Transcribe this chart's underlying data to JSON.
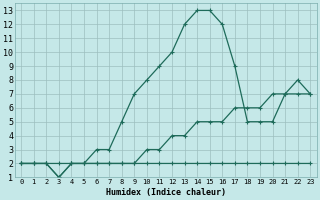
{
  "xlabel": "Humidex (Indice chaleur)",
  "bg_color": "#c5e8e8",
  "grid_color": "#9dbfbf",
  "line_color": "#1e6b5a",
  "xlim": [
    -0.5,
    23.5
  ],
  "ylim": [
    1,
    13.5
  ],
  "xticks": [
    0,
    1,
    2,
    3,
    4,
    5,
    6,
    7,
    8,
    9,
    10,
    11,
    12,
    13,
    14,
    15,
    16,
    17,
    18,
    19,
    20,
    21,
    22,
    23
  ],
  "yticks": [
    1,
    2,
    3,
    4,
    5,
    6,
    7,
    8,
    9,
    10,
    11,
    12,
    13
  ],
  "line_flat_x": [
    0,
    1,
    2,
    3,
    4,
    5,
    6,
    7,
    8,
    9,
    10,
    11,
    12,
    13,
    14,
    15,
    16,
    17,
    18,
    19,
    20,
    21,
    22,
    23
  ],
  "line_flat_y": [
    2,
    2,
    2,
    1,
    2,
    2,
    2,
    2,
    2,
    2,
    2,
    2,
    2,
    2,
    2,
    2,
    2,
    2,
    2,
    2,
    2,
    2,
    2,
    2
  ],
  "line_rise_x": [
    0,
    1,
    2,
    3,
    4,
    5,
    6,
    7,
    8,
    9,
    10,
    11,
    12,
    13,
    14,
    15,
    16,
    17,
    18,
    19,
    20,
    21,
    22,
    23
  ],
  "line_rise_y": [
    2,
    2,
    2,
    2,
    2,
    2,
    2,
    2,
    2,
    2,
    3,
    3,
    4,
    4,
    5,
    5,
    5,
    6,
    6,
    6,
    7,
    7,
    7,
    7
  ],
  "line_peak_x": [
    0,
    1,
    2,
    3,
    4,
    5,
    6,
    7,
    8,
    9,
    10,
    11,
    12,
    13,
    14,
    15,
    16,
    17,
    18,
    19,
    20,
    21,
    22,
    23
  ],
  "line_peak_y": [
    2,
    2,
    2,
    1,
    2,
    2,
    3,
    3,
    5,
    7,
    8,
    9,
    10,
    12,
    13,
    13,
    12,
    9,
    5,
    5,
    5,
    7,
    8,
    7
  ],
  "xlabel_fontsize": 6,
  "tick_fontsize_x": 5,
  "tick_fontsize_y": 6
}
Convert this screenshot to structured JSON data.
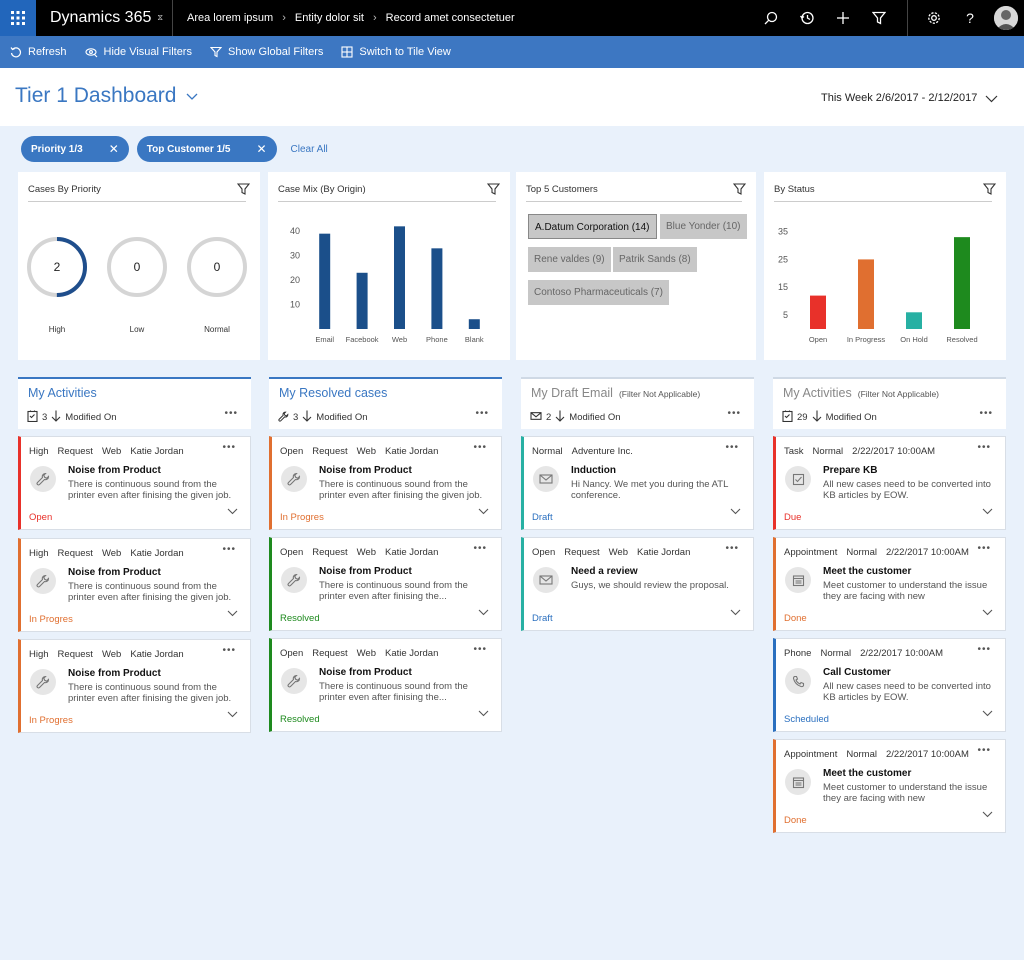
{
  "app": {
    "brand": "Dynamics 365"
  },
  "breadcrumb": [
    "Area lorem ipsum",
    "Entity dolor sit",
    "Record amet consectetuer"
  ],
  "nav_icons": [
    "search-icon",
    "history-icon",
    "add-icon",
    "filter-icon",
    "settings-icon",
    "help-icon"
  ],
  "commands": {
    "refresh": "Refresh",
    "hide_visual_filters": "Hide Visual Filters",
    "show_global_filters": "Show Global Filters",
    "switch_tile_view": "Switch to Tile View"
  },
  "dashboard": {
    "title": "Tier 1 Dashboard",
    "date_range": "This Week 2/6/2017 - 2/12/2017"
  },
  "filters": {
    "pills": [
      "Priority 1/3",
      "Top Customer 1/5"
    ],
    "clear_all": "Clear All"
  },
  "cards": {
    "priority": {
      "title": "Cases By Priority",
      "rings": [
        {
          "value": "2",
          "label": "High",
          "fill": 0.5
        },
        {
          "value": "0",
          "label": "Low",
          "fill": 0
        },
        {
          "value": "0",
          "label": "Normal",
          "fill": 0
        }
      ],
      "accent": "#1f4e8c"
    },
    "origin": {
      "title": "Case Mix (By Origin)"
    },
    "customers": {
      "title": "Top 5 Customers",
      "chips": [
        {
          "label": "A.Datum Corporation (14)",
          "selected": true
        },
        {
          "label": "Blue Yonder (10)",
          "selected": false
        },
        {
          "label": "Rene valdes (9)",
          "selected": false
        },
        {
          "label": "Patrik Sands (8)",
          "selected": false
        },
        {
          "label": "Contoso Pharmaceuticals (7)",
          "selected": false
        }
      ]
    },
    "status": {
      "title": "By Status"
    }
  },
  "chart_data": [
    {
      "type": "bar",
      "title": "Case Mix (By Origin)",
      "categories": [
        "Email",
        "Facebook",
        "Web",
        "Phone",
        "Blank"
      ],
      "values": [
        39,
        23,
        42,
        33,
        4
      ],
      "yticks": [
        10,
        20,
        30,
        40
      ],
      "ylim": [
        0,
        45
      ],
      "colors": [
        "#1b4f8a"
      ]
    },
    {
      "type": "bar",
      "title": "By Status",
      "categories": [
        "Open",
        "In Progress",
        "On Hold",
        "Resolved"
      ],
      "values": [
        12,
        25,
        6,
        33
      ],
      "yticks": [
        5,
        15,
        25,
        35
      ],
      "ylim": [
        0,
        37
      ],
      "colors": [
        "#e8312a",
        "#e06f30",
        "#27b0a3",
        "#1e8a1e"
      ]
    }
  ],
  "columns": [
    {
      "title": "My Activities",
      "note": "",
      "count": "3",
      "sort": "Modified On",
      "icon": "task-list-icon",
      "active": true,
      "muted": false,
      "tiles": [
        {
          "meta": [
            "High",
            "Request",
            "Web",
            "Katie Jordan"
          ],
          "title": "Noise from Product",
          "body": "There is continuous sound from the printer even after finising the given job.",
          "status": "Open",
          "color": "#e8312a",
          "status_color": "#e8312a",
          "icon": "wrench-icon"
        },
        {
          "meta": [
            "High",
            "Request",
            "Web",
            "Katie Jordan"
          ],
          "title": "Noise from Product",
          "body": "There is continuous sound from the printer even after finising the given job.",
          "status": "In Progres",
          "color": "#e06f30",
          "status_color": "#e06f30",
          "icon": "wrench-icon"
        },
        {
          "meta": [
            "High",
            "Request",
            "Web",
            "Katie Jordan"
          ],
          "title": "Noise from Product",
          "body": "There is continuous sound from the printer even after finising the given job.",
          "status": "In Progres",
          "color": "#e06f30",
          "status_color": "#e06f30",
          "icon": "wrench-icon"
        }
      ]
    },
    {
      "title": "My Resolved cases",
      "note": "",
      "count": "3",
      "sort": "Modified On",
      "icon": "wrench-icon",
      "active": true,
      "muted": false,
      "tiles": [
        {
          "meta": [
            "Open",
            "Request",
            "Web",
            "Katie Jordan"
          ],
          "title": "Noise from Product",
          "body": "There is continuous sound from the printer even after finising the given job.",
          "status": "In Progres",
          "color": "#e06f30",
          "status_color": "#e06f30",
          "icon": "wrench-icon"
        },
        {
          "meta": [
            "Open",
            "Request",
            "Web",
            "Katie Jordan"
          ],
          "title": "Noise from Product",
          "body": "There is continuous sound from the printer even after finising the...",
          "status": "Resolved",
          "color": "#1e8a1e",
          "status_color": "#1e8a1e",
          "icon": "wrench-icon"
        },
        {
          "meta": [
            "Open",
            "Request",
            "Web",
            "Katie Jordan"
          ],
          "title": "Noise from Product",
          "body": "There is continuous sound from the printer even after finising the...",
          "status": "Resolved",
          "color": "#1e8a1e",
          "status_color": "#1e8a1e",
          "icon": "wrench-icon"
        }
      ]
    },
    {
      "title": "My Draft Email",
      "note": "(Filter Not Applicable)",
      "count": "2",
      "sort": "Modified On",
      "icon": "mail-icon",
      "active": false,
      "muted": true,
      "tiles": [
        {
          "meta": [
            "Normal",
            "Adventure Inc."
          ],
          "title": "Induction",
          "body": "Hi Nancy. We met you during the ATL conference.",
          "status": "Draft",
          "color": "#27b0a3",
          "status_color": "#2a6fbf",
          "icon": "mail-icon"
        },
        {
          "meta": [
            "Open",
            "Request",
            "Web",
            "Katie Jordan"
          ],
          "title": "Need a review",
          "body": "Guys, we should review the proposal.",
          "status": "Draft",
          "color": "#27b0a3",
          "status_color": "#2a6fbf",
          "icon": "mail-icon"
        }
      ]
    },
    {
      "title": "My Activities",
      "note": "(Filter Not Applicable)",
      "count": "29",
      "sort": "Modified On",
      "icon": "task-list-icon",
      "active": false,
      "muted": true,
      "tiles": [
        {
          "meta": [
            "Task",
            "Normal",
            "2/22/2017 10:00AM"
          ],
          "title": "Prepare KB",
          "body": "All new cases need to be converted into KB articles by EOW.",
          "status": "Due",
          "color": "#e8312a",
          "status_color": "#e8312a",
          "icon": "checkbox-icon"
        },
        {
          "meta": [
            "Appointment",
            "Normal",
            "2/22/2017 10:00AM"
          ],
          "title": "Meet the customer",
          "body": "Meet customer to understand the issue they are facing with new",
          "status": "Done",
          "color": "#e06f30",
          "status_color": "#e06f30",
          "icon": "calendar-icon"
        },
        {
          "meta": [
            "Phone",
            "Normal",
            "2/22/2017 10:00AM"
          ],
          "title": "Call Customer",
          "body": "All new cases need to be converted into KB articles by EOW.",
          "status": "Scheduled",
          "color": "#2a6fbf",
          "status_color": "#2a6fbf",
          "icon": "phone-icon"
        },
        {
          "meta": [
            "Appointment",
            "Normal",
            "2/22/2017 10:00AM"
          ],
          "title": "Meet the customer",
          "body": "Meet customer to understand the issue they are facing with new",
          "status": "Done",
          "color": "#e06f30",
          "status_color": "#e06f30",
          "icon": "calendar-icon"
        }
      ]
    }
  ]
}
□ □ □
Task to complete: Search the data for "review" and list every line in which it occurs.

Result of this exercise:
          "title": "Need a review",
          "body": "Guys, we should review the proposal.",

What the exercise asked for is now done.